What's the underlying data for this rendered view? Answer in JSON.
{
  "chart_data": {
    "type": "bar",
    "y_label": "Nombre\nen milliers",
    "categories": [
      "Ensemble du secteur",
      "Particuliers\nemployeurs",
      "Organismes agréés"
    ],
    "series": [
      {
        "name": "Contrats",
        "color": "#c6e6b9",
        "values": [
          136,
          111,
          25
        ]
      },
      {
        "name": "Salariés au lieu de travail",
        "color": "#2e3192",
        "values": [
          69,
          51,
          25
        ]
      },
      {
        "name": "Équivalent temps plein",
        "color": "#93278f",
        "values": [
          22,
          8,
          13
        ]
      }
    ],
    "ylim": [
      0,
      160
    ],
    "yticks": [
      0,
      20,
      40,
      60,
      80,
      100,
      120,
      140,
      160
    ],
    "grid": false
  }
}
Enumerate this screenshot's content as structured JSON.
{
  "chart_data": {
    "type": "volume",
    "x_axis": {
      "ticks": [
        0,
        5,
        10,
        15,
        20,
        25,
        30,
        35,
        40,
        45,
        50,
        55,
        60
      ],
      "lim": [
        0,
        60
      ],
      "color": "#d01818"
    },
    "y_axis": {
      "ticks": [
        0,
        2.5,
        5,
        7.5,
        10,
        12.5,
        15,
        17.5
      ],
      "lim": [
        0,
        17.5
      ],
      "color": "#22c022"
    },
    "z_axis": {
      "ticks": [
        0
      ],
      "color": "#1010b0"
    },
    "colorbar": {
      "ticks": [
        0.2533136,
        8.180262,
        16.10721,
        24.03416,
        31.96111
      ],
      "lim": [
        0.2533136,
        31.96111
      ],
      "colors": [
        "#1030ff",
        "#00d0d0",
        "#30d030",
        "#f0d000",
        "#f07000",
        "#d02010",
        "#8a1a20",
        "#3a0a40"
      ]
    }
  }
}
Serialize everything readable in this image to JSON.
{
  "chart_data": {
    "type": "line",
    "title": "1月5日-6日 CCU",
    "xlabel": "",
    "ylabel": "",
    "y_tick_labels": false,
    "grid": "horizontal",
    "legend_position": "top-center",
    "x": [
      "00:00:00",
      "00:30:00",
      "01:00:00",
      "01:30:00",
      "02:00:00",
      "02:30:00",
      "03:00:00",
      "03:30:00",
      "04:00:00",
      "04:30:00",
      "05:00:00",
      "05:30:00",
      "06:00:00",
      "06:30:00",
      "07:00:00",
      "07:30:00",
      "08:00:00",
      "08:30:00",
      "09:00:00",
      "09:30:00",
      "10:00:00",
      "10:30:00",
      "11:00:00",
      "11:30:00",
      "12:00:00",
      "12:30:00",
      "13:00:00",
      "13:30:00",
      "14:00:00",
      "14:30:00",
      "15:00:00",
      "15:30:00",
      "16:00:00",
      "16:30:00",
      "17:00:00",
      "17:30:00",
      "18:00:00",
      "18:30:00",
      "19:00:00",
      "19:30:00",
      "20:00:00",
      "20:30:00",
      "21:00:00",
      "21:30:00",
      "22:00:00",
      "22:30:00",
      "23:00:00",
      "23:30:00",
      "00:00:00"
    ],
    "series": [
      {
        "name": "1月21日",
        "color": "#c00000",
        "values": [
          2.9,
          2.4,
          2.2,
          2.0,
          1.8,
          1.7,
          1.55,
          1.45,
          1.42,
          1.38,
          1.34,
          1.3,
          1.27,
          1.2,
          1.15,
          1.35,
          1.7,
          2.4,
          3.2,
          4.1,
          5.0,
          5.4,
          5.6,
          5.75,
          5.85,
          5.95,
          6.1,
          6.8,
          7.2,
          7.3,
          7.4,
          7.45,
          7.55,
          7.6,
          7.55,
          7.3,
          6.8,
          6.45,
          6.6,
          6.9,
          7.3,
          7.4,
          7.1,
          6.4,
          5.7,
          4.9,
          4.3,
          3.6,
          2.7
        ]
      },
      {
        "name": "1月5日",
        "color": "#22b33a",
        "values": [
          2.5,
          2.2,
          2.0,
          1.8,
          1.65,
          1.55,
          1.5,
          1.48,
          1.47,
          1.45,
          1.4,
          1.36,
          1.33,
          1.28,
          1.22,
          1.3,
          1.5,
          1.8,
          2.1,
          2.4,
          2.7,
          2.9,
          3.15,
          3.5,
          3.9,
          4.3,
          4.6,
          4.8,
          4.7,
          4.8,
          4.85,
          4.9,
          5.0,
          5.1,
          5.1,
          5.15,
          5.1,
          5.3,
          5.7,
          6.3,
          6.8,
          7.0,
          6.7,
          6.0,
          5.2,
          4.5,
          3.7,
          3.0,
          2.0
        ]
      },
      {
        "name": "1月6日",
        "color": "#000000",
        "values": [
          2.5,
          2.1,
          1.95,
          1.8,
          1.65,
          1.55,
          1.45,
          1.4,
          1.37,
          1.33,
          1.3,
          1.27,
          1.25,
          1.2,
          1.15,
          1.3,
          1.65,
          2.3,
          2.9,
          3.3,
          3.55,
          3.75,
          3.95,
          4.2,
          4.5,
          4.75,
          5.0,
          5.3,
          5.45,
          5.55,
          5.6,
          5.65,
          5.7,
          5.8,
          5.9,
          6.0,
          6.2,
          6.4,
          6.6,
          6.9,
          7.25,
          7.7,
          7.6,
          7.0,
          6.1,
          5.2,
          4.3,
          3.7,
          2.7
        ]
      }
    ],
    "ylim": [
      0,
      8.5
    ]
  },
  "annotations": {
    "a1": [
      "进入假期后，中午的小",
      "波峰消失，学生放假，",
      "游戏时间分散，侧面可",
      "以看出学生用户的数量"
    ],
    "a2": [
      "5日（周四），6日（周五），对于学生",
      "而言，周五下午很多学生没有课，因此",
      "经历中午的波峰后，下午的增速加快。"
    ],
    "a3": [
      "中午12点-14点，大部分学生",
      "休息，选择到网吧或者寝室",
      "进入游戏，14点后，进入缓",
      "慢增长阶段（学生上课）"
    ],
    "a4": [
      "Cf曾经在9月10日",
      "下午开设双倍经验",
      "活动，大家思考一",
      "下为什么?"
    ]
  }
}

▸ **EXERCISE BRIEF**:
Return all of the entries word for word.

▸ **RESULT OF THIS EXERCISE**:
What's the underlying data for this rendered view? Answer in JSON.
{
  "chart_data": {
    "type": "bar",
    "y_label": "Nombre\nen milliers",
    "categories": [
      "Ensemble du secteur",
      "Particuliers\nemployeurs",
      "Organismes agréés"
    ],
    "series": [
      {
        "name": "Contrats",
        "color": "#c6e6b9",
        "values": [
          136,
          111,
          25
        ]
      },
      {
        "name": "Salariés au lieu de travail",
        "color": "#2e3192",
        "values": [
          69,
          51,
          25
        ]
      },
      {
        "name": "Équivalent temps plein",
        "color": "#93278f",
        "values": [
          22,
          8,
          13
        ]
      }
    ],
    "ylim": [
      0,
      160
    ],
    "yticks": [
      0,
      20,
      40,
      60,
      80,
      100,
      120,
      140,
      160
    ],
    "grid": false
  }
}
Enumerate this screenshot's content as structured JSON.
{
  "chart_data": {
    "type": "volume",
    "x_axis": {
      "ticks": [
        0,
        5,
        10,
        15,
        20,
        25,
        30,
        35,
        40,
        45,
        50,
        55,
        60
      ],
      "lim": [
        0,
        60
      ],
      "color": "#d01818"
    },
    "y_axis": {
      "ticks": [
        0,
        2.5,
        5,
        7.5,
        10,
        12.5,
        15,
        17.5
      ],
      "lim": [
        0,
        17.5
      ],
      "color": "#22c022"
    },
    "z_axis": {
      "ticks": [
        0
      ],
      "color": "#1010b0"
    },
    "colorbar": {
      "ticks": [
        0.2533136,
        8.180262,
        16.10721,
        24.03416,
        31.96111
      ],
      "lim": [
        0.2533136,
        31.96111
      ],
      "colors": [
        "#1030ff",
        "#00d0d0",
        "#30d030",
        "#f0d000",
        "#f07000",
        "#d02010",
        "#8a1a20",
        "#3a0a40"
      ]
    }
  }
}
Serialize everything readable in this image to JSON.
{
  "chart_data": {
    "type": "line",
    "title": "1月5日-6日 CCU",
    "xlabel": "",
    "ylabel": "",
    "y_tick_labels": false,
    "grid": "horizontal",
    "legend_position": "top-center",
    "x": [
      "00:00:00",
      "00:30:00",
      "01:00:00",
      "01:30:00",
      "02:00:00",
      "02:30:00",
      "03:00:00",
      "03:30:00",
      "04:00:00",
      "04:30:00",
      "05:00:00",
      "05:30:00",
      "06:00:00",
      "06:30:00",
      "07:00:00",
      "07:30:00",
      "08:00:00",
      "08:30:00",
      "09:00:00",
      "09:30:00",
      "10:00:00",
      "10:30:00",
      "11:00:00",
      "11:30:00",
      "12:00:00",
      "12:30:00",
      "13:00:00",
      "13:30:00",
      "14:00:00",
      "14:30:00",
      "15:00:00",
      "15:30:00",
      "16:00:00",
      "16:30:00",
      "17:00:00",
      "17:30:00",
      "18:00:00",
      "18:30:00",
      "19:00:00",
      "19:30:00",
      "20:00:00",
      "20:30:00",
      "21:00:00",
      "21:30:00",
      "22:00:00",
      "22:30:00",
      "23:00:00",
      "23:30:00",
      "00:00:00"
    ],
    "series": [
      {
        "name": "1月21日",
        "color": "#c00000",
        "values": [
          2.9,
          2.4,
          2.2,
          2.0,
          1.8,
          1.7,
          1.55,
          1.45,
          1.42,
          1.38,
          1.34,
          1.3,
          1.27,
          1.2,
          1.15,
          1.35,
          1.7,
          2.4,
          3.2,
          4.1,
          5.0,
          5.4,
          5.6,
          5.75,
          5.85,
          5.95,
          6.1,
          6.8,
          7.2,
          7.3,
          7.4,
          7.45,
          7.55,
          7.6,
          7.55,
          7.3,
          6.8,
          6.45,
          6.6,
          6.9,
          7.3,
          7.4,
          7.1,
          6.4,
          5.7,
          4.9,
          4.3,
          3.6,
          2.7
        ]
      },
      {
        "name": "1月5日",
        "color": "#22b33a",
        "values": [
          2.5,
          2.2,
          2.0,
          1.8,
          1.65,
          1.55,
          1.5,
          1.48,
          1.47,
          1.45,
          1.4,
          1.36,
          1.33,
          1.28,
          1.22,
          1.3,
          1.5,
          1.8,
          2.1,
          2.4,
          2.7,
          2.9,
          3.15,
          3.5,
          3.9,
          4.3,
          4.6,
          4.8,
          4.7,
          4.8,
          4.85,
          4.9,
          5.0,
          5.1,
          5.1,
          5.15,
          5.1,
          5.3,
          5.7,
          6.3,
          6.8,
          7.0,
          6.7,
          6.0,
          5.2,
          4.5,
          3.7,
          3.0,
          2.0
        ]
      },
      {
        "name": "1月6日",
        "color": "#000000",
        "values": [
          2.5,
          2.1,
          1.95,
          1.8,
          1.65,
          1.55,
          1.45,
          1.4,
          1.37,
          1.33,
          1.3,
          1.27,
          1.25,
          1.2,
          1.15,
          1.3,
          1.65,
          2.3,
          2.9,
          3.3,
          3.55,
          3.75,
          3.95,
          4.2,
          4.5,
          4.75,
          5.0,
          5.3,
          5.45,
          5.55,
          5.6,
          5.65,
          5.7,
          5.8,
          5.9,
          6.0,
          6.2,
          6.4,
          6.6,
          6.9,
          7.25,
          7.7,
          7.6,
          7.0,
          6.1,
          5.2,
          4.3,
          3.7,
          2.7
        ]
      }
    ],
    "ylim": [
      0,
      8.5
    ]
  },
  "annotations": {
    "a1": [
      "进入假期后，中午的小",
      "波峰消失，学生放假，",
      "游戏时间分散，侧面可",
      "以看出学生用户的数量"
    ],
    "a2": [
      "5日（周四），6日（周五），对于学生",
      "而言，周五下午很多学生没有课，因此",
      "经历中午的波峰后，下午的增速加快。"
    ],
    "a3": [
      "中午12点-14点，大部分学生",
      "休息，选择到网吧或者寝室",
      "进入游戏，14点后，进入缓",
      "慢增长阶段（学生上课）"
    ],
    "a4": [
      "Cf曾经在9月10日",
      "下午开设双倍经验",
      "活动，大家思考一",
      "下为什么?"
    ]
  }
}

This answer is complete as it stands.